Collected data entries
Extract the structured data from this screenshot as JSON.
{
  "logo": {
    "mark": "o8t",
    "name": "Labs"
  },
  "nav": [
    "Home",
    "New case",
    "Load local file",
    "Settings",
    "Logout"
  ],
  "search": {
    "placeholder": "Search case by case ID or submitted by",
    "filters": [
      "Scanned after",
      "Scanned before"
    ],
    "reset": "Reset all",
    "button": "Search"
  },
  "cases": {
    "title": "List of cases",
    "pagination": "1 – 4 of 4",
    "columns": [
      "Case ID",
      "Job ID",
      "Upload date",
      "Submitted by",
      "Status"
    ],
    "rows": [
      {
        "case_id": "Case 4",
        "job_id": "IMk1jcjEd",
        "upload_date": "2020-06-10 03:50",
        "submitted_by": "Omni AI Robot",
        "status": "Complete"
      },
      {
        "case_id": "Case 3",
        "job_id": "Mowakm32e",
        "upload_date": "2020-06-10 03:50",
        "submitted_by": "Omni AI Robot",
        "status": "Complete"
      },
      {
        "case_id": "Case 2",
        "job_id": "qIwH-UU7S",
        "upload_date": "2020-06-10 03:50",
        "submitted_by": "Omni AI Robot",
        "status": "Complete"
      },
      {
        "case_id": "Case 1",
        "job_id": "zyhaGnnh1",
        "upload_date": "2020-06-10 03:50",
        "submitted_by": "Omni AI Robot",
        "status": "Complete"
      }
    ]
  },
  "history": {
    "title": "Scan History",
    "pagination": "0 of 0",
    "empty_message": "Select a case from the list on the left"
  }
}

» Exercise brief
Print all of the entries again, exactly as written.

» Solution to the problem
Extract the structured data from this screenshot as JSON.
{
  "logo": {
    "mark": "o8t",
    "name": "Labs"
  },
  "nav": [
    "Home",
    "New case",
    "Load local file",
    "Settings",
    "Logout"
  ],
  "search": {
    "placeholder": "Search case by case ID or submitted by",
    "filters": [
      "Scanned after",
      "Scanned before"
    ],
    "reset": "Reset all",
    "button": "Search"
  },
  "cases": {
    "title": "List of cases",
    "pagination": "1 – 4 of 4",
    "columns": [
      "Case ID",
      "Job ID",
      "Upload date",
      "Submitted by",
      "Status"
    ],
    "rows": [
      {
        "case_id": "Case 4",
        "job_id": "IMk1jcjEd",
        "upload_date": "2020-06-10 03:50",
        "submitted_by": "Omni AI Robot",
        "status": "Complete"
      },
      {
        "case_id": "Case 3",
        "job_id": "Mowakm32e",
        "upload_date": "2020-06-10 03:50",
        "submitted_by": "Omni AI Robot",
        "status": "Complete"
      },
      {
        "case_id": "Case 2",
        "job_id": "qIwH-UU7S",
        "upload_date": "2020-06-10 03:50",
        "submitted_by": "Omni AI Robot",
        "status": "Complete"
      },
      {
        "case_id": "Case 1",
        "job_id": "zyhaGnnh1",
        "upload_date": "2020-06-10 03:50",
        "submitted_by": "Omni AI Robot",
        "status": "Complete"
      }
    ]
  },
  "history": {
    "title": "Scan History",
    "pagination": "0 of 0",
    "empty_message": "Select a case from the list on the left"
  }
}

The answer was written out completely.